[EXERCISE GOAL]
Return the listing below exactly, with the pictures dropped.

[INPUT DATA]
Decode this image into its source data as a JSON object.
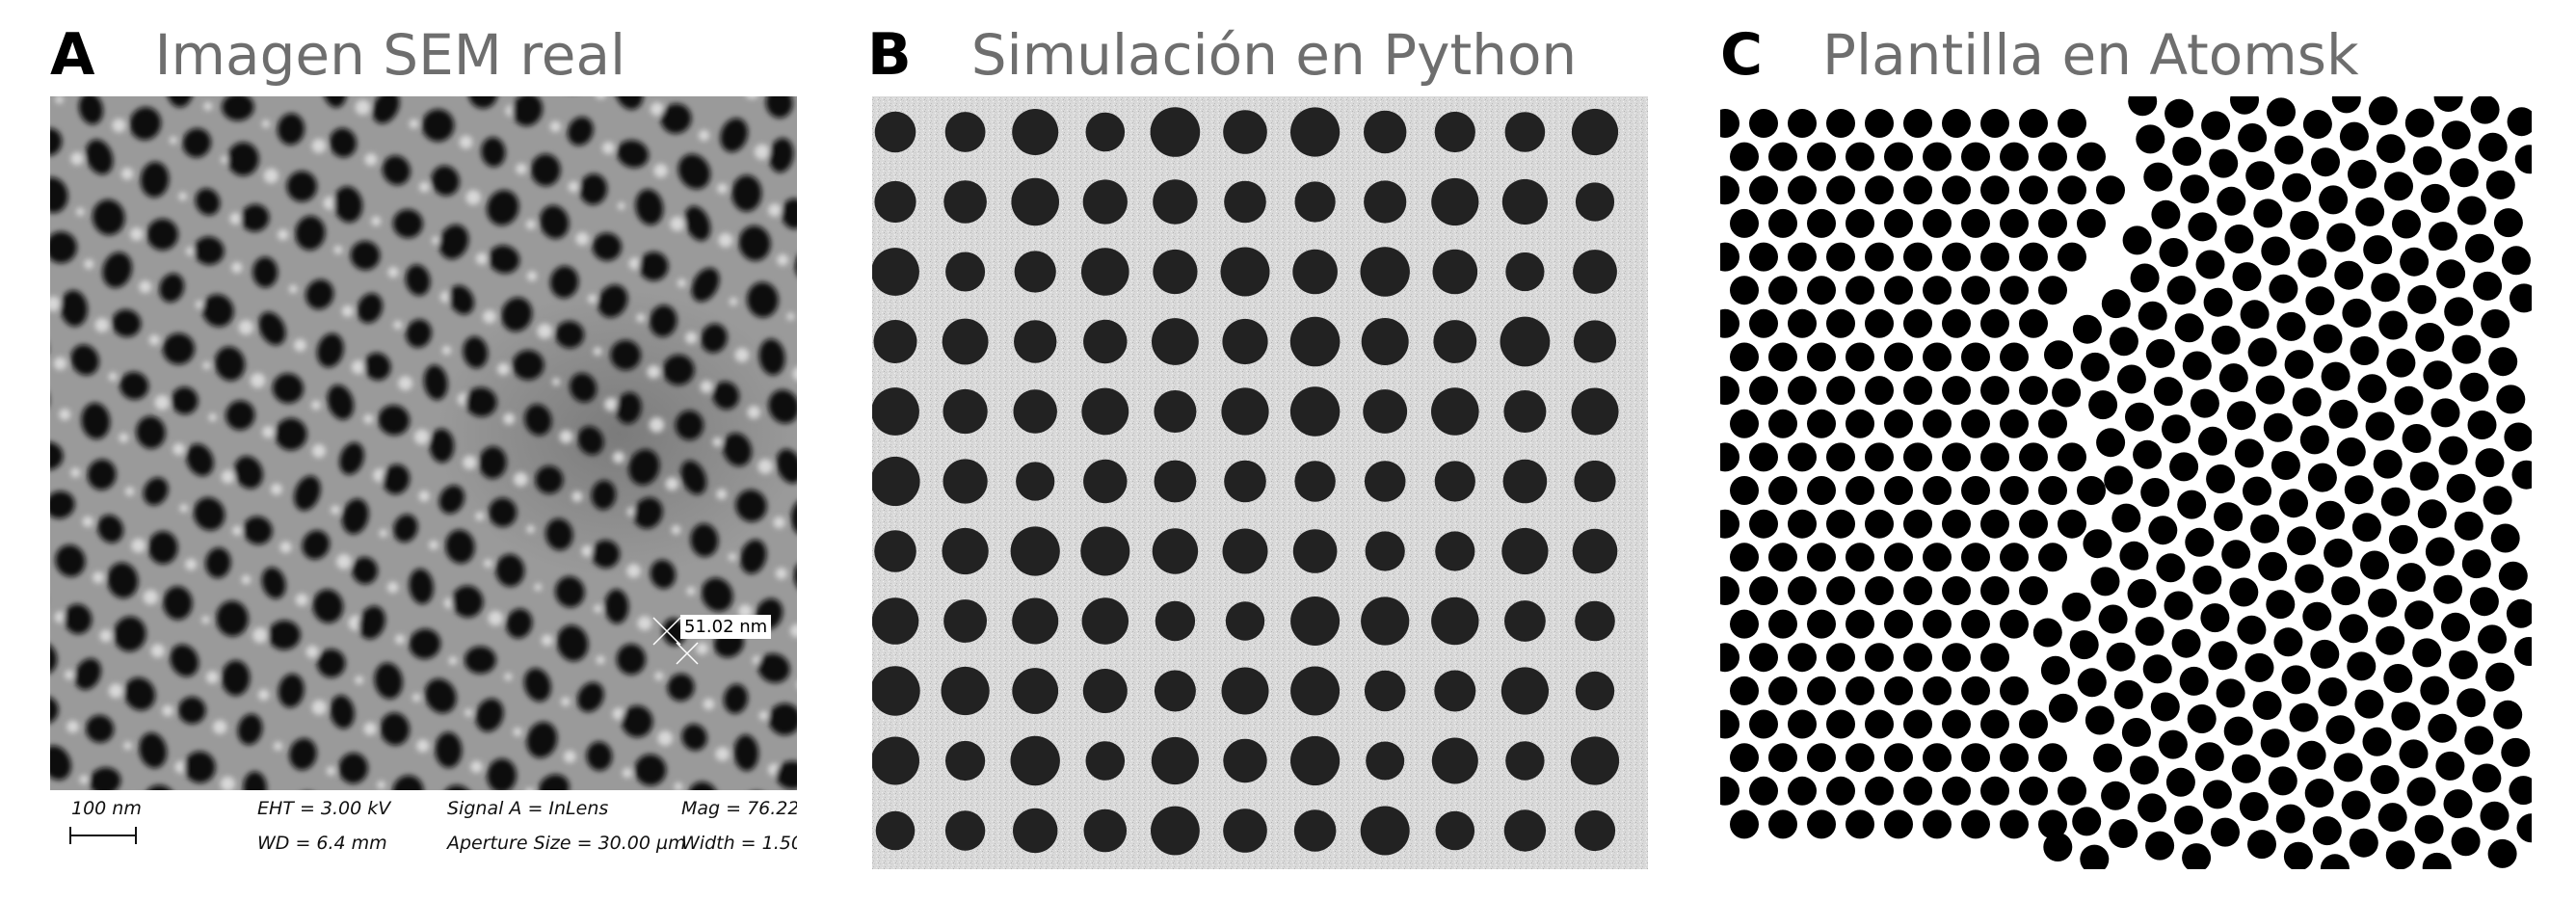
{
  "panels": [
    {
      "letter": "A",
      "title": "Imagen SEM real"
    },
    {
      "letter": "B",
      "title": "Simulación en Python"
    },
    {
      "letter": "C",
      "title": "Plantilla en Atomsk"
    }
  ],
  "sem_info": {
    "scale_label": "100 nm",
    "eht": "EHT =  3.00 kV",
    "wd": "WD =  6.4 mm",
    "signal": "Signal A = InLens",
    "aperture": "Aperture Size = 30.00 µm",
    "mag": "Mag =   76.22",
    "width": "Width = 1.50",
    "measurement": "51.02 nm"
  },
  "colors": {
    "sem_background": "#9a9a9a",
    "pore": "#0b0b0b",
    "python_background": "#d9d9d9",
    "python_pore": "#222222",
    "atomsk_pore": "#000000",
    "title_gray": "#6e6e6e"
  }
}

[CORRECT RESPONSE]
Decode this image into its source data as a JSON object.
{
  "panels": [
    {
      "letter": "A",
      "title": "Imagen SEM real"
    },
    {
      "letter": "B",
      "title": "Simulación en Python"
    },
    {
      "letter": "C",
      "title": "Plantilla en Atomsk"
    }
  ],
  "sem_info": {
    "scale_label": "100 nm",
    "eht": "EHT =  3.00 kV",
    "wd": "WD =  6.4 mm",
    "signal": "Signal A = InLens",
    "aperture": "Aperture Size = 30.00 µm",
    "mag": "Mag =   76.22",
    "width": "Width = 1.50",
    "measurement": "51.02 nm"
  },
  "colors": {
    "sem_background": "#9a9a9a",
    "pore": "#0b0b0b",
    "python_background": "#d9d9d9",
    "python_pore": "#222222",
    "atomsk_pore": "#000000",
    "title_gray": "#6e6e6e"
  }
}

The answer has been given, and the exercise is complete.